**Data shown**
▬▬▬▬▬▬

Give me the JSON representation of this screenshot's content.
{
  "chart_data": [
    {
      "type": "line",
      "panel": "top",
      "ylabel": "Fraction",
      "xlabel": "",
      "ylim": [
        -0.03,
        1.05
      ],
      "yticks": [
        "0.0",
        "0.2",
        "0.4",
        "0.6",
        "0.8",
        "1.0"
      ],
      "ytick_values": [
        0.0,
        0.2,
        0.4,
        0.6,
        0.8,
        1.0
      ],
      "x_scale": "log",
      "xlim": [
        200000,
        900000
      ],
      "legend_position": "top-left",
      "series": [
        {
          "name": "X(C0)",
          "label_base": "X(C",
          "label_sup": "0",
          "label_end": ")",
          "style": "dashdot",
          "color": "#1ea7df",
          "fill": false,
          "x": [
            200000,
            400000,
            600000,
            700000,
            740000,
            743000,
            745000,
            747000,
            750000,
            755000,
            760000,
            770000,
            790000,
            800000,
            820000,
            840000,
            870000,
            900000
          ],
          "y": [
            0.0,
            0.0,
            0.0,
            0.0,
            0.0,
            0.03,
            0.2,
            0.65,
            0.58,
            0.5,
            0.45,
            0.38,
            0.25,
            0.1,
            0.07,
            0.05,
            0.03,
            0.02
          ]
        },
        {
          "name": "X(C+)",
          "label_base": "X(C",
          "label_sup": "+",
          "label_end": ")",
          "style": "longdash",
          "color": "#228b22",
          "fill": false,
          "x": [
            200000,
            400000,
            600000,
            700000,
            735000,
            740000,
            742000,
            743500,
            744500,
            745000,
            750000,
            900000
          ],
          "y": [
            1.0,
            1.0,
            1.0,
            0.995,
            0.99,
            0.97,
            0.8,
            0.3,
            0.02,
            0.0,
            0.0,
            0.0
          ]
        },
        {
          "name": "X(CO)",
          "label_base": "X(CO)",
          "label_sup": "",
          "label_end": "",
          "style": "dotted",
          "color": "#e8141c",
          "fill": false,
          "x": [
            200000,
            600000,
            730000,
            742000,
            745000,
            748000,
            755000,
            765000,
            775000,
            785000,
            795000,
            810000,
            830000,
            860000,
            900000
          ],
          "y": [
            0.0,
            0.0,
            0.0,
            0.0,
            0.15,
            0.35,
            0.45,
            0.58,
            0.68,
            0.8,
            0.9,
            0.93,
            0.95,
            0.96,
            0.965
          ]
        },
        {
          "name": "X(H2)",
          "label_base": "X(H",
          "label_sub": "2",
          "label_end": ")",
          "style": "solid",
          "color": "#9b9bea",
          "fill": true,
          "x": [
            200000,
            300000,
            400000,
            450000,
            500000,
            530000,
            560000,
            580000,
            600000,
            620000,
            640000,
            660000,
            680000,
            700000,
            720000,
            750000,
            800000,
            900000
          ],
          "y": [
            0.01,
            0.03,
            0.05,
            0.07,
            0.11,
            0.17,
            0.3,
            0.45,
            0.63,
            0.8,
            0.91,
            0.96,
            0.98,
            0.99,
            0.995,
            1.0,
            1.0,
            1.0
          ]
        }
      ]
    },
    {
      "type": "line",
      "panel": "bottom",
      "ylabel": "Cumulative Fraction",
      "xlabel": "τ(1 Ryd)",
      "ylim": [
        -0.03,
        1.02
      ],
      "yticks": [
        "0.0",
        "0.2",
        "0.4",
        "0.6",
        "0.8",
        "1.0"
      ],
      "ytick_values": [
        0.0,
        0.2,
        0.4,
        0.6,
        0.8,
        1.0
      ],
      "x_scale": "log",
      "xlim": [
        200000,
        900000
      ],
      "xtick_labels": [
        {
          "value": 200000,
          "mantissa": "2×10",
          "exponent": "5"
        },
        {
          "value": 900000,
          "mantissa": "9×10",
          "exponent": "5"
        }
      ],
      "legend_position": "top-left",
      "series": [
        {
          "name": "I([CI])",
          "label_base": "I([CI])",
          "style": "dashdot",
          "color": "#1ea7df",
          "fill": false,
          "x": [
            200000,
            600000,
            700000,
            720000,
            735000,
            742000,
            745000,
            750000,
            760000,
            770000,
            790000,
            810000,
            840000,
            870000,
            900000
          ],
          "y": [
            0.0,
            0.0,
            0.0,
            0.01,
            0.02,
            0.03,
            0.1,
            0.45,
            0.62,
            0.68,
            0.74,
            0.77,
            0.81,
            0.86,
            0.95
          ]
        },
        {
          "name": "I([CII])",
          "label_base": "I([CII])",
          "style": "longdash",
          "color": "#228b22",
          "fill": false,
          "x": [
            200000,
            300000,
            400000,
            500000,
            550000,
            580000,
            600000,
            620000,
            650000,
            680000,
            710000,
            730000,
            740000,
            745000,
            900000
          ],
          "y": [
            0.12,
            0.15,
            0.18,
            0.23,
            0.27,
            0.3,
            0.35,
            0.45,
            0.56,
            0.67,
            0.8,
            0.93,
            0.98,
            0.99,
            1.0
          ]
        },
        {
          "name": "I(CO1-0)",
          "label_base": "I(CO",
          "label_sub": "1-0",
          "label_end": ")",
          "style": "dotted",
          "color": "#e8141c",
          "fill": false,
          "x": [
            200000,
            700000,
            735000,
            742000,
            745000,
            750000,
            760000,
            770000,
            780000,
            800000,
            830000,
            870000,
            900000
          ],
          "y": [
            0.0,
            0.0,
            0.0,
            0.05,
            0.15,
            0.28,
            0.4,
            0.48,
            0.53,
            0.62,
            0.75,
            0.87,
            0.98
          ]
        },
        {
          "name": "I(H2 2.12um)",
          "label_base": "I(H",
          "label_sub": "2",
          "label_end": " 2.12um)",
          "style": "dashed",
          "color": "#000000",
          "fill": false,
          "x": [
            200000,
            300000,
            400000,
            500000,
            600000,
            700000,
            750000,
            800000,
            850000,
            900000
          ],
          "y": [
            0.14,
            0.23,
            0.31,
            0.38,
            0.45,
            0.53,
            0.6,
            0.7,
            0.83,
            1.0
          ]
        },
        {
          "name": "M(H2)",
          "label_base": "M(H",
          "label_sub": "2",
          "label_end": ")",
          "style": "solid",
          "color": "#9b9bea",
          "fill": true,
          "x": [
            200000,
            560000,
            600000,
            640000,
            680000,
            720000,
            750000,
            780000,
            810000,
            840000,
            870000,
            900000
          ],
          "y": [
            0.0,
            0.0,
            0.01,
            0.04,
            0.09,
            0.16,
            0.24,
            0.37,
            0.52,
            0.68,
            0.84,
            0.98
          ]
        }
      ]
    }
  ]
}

▬▬▬▬▬▬

**Problem to work on**
Identify lines with the string "Fraction". Copy each one.

**Reply**
      "ylabel": "Fraction",
      "ylabel": "Cumulative Fraction",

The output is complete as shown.